DESCRIPTION OF THE TASK >> In the listing below, locate the lines that hold the string "document". Copy those lines.

++++++++

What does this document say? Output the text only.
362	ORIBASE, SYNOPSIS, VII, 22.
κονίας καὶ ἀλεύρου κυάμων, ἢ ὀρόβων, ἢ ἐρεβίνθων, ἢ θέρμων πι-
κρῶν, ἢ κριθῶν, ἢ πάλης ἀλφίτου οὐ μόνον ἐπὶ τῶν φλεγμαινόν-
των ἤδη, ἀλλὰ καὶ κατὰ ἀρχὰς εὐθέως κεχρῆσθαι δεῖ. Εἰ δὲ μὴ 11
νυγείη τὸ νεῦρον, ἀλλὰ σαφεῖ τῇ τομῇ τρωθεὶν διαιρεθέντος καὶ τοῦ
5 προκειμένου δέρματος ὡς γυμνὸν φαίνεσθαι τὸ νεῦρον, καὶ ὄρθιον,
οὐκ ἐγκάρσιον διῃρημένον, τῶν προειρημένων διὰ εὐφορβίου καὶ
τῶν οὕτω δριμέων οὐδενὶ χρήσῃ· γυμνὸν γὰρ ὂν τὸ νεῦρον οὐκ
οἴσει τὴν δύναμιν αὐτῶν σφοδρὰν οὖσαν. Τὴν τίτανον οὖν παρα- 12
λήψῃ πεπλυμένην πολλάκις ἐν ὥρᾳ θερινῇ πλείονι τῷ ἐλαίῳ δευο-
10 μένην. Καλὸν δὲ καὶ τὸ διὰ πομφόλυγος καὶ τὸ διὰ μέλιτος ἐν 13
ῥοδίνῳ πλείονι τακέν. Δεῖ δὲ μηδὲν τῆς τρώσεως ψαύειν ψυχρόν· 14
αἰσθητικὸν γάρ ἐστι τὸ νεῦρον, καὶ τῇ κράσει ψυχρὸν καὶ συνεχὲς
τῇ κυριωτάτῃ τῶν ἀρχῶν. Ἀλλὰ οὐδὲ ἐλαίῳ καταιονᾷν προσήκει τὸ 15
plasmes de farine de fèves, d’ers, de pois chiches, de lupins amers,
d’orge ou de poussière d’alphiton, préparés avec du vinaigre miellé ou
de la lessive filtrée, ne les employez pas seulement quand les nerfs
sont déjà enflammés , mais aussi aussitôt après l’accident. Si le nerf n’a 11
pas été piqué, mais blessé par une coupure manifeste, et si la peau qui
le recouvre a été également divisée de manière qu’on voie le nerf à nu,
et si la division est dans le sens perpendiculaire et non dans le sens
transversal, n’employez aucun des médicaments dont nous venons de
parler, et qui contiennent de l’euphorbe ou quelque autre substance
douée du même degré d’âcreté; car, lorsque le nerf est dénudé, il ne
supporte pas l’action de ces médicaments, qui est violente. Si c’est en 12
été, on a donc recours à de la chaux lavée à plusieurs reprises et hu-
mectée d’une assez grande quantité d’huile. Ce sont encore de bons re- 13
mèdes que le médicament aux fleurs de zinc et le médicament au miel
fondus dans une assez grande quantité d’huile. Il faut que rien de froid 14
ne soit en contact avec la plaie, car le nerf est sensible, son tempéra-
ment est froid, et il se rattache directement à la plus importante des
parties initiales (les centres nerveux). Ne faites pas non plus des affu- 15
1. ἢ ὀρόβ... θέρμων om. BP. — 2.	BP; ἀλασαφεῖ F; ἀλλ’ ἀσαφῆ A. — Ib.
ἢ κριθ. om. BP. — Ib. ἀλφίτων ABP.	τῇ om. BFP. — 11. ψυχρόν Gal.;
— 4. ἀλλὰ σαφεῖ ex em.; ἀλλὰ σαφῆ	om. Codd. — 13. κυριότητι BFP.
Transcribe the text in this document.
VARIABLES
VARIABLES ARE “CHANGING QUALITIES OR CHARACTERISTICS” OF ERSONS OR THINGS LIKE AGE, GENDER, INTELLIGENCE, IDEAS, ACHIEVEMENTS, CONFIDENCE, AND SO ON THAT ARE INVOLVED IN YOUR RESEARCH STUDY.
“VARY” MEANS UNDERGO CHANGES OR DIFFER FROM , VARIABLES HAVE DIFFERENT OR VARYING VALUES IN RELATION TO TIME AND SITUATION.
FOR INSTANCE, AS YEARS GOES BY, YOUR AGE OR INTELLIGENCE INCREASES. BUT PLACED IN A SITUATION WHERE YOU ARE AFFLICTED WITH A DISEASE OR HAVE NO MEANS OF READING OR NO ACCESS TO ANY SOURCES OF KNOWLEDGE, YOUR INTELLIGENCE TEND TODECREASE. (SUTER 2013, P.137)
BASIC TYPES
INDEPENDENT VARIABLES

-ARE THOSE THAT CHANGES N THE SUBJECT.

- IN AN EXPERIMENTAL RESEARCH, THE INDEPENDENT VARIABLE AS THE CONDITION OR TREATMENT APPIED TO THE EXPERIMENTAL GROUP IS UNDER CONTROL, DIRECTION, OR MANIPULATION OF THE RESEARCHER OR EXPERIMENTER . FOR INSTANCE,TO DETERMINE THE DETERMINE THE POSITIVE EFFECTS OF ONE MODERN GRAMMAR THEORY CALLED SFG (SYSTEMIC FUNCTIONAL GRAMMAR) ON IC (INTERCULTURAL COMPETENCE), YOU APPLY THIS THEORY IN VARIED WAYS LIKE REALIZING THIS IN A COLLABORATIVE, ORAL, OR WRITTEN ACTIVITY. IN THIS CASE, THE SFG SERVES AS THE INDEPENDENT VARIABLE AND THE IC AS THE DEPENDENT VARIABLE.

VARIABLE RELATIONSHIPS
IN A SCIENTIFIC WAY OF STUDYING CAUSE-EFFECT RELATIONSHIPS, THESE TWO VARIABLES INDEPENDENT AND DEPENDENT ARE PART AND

++++++++

EXERCISE SOLUTION >>
What does this document say? Output the text only.
Transcribe the text in this document.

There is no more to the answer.